Data extracted from a collection:
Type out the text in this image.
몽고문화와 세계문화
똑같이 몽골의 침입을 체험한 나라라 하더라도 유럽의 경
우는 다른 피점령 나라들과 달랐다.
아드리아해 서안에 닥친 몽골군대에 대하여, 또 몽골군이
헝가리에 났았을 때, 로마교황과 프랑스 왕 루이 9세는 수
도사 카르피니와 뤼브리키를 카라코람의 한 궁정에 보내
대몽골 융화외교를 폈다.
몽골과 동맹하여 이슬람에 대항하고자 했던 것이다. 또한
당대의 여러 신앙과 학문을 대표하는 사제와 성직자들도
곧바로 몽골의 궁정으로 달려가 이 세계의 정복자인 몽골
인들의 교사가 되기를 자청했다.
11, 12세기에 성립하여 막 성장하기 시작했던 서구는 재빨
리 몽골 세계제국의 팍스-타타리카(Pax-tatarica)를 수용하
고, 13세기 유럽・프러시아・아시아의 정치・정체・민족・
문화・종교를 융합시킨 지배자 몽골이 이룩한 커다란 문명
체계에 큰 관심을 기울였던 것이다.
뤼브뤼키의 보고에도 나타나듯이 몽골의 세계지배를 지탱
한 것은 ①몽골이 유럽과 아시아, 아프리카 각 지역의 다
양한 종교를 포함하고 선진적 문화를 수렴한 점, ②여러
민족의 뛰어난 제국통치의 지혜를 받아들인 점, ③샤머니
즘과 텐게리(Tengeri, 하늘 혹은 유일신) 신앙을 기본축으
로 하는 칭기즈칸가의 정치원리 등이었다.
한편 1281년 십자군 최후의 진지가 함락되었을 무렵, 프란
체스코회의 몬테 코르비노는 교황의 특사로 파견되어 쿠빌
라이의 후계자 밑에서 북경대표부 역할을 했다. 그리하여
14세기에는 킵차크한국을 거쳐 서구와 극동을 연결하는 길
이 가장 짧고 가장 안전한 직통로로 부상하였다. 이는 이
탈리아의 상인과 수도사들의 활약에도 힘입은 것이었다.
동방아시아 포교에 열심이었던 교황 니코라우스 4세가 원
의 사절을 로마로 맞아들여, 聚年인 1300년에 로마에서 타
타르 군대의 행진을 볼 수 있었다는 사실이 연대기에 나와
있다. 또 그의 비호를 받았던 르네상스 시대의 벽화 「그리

◆ Given request:
Go through the listing above and restate it word for word.

◆ Solution to this task:
Type out the text in this image.
몽고문화와 세계문화
똑같이 몽골의 침입을 체험한 나라라 하더라도 유럽의 경
우는 다른 피점령 나라들과 달랐다.
아드리아해 서안에 닥친 몽골군대에 대하여, 또 몽골군이
헝가리에 났았을 때, 로마교황과 프랑스 왕 루이 9세는 수
도사 카르피니와 뤼브리키를 카라코람의 한 궁정에 보내
대몽골 융화외교를 폈다.
몽골과 동맹하여 이슬람에 대항하고자 했던 것이다. 또한
당대의 여러 신앙과 학문을 대표하는 사제와 성직자들도
곧바로 몽골의 궁정으로 달려가 이 세계의 정복자인 몽골
인들의 교사가 되기를 자청했다.
11, 12세기에 성립하여 막 성장하기 시작했던 서구는 재빨
리 몽골 세계제국의 팍스-타타리카(Pax-tatarica)를 수용하
고, 13세기 유럽・프러시아・아시아의 정치・정체・민족・
문화・종교를 융합시킨 지배자 몽골이 이룩한 커다란 문명
체계에 큰 관심을 기울였던 것이다.
뤼브뤼키의 보고에도 나타나듯이 몽골의 세계지배를 지탱
한 것은 ①몽골이 유럽과 아시아, 아프리카 각 지역의 다
양한 종교를 포함하고 선진적 문화를 수렴한 점, ②여러
민족의 뛰어난 제국통치의 지혜를 받아들인 점, ③샤머니
즘과 텐게리(Tengeri, 하늘 혹은 유일신) 신앙을 기본축으
로 하는 칭기즈칸가의 정치원리 등이었다.
한편 1281년 십자군 최후의 진지가 함락되었을 무렵, 프란
체스코회의 몬테 코르비노는 교황의 특사로 파견되어 쿠빌
라이의 후계자 밑에서 북경대표부 역할을 했다. 그리하여
14세기에는 킵차크한국을 거쳐 서구와 극동을 연결하는 길
이 가장 짧고 가장 안전한 직통로로 부상하였다. 이는 이
탈리아의 상인과 수도사들의 활약에도 힘입은 것이었다.
동방아시아 포교에 열심이었던 교황 니코라우스 4세가 원
의 사절을 로마로 맞아들여, 聚年인 1300년에 로마에서 타
타르 군대의 행진을 볼 수 있었다는 사실이 연대기에 나와
있다. 또 그의 비호를 받았던 르네상스 시대의 벽화 「그리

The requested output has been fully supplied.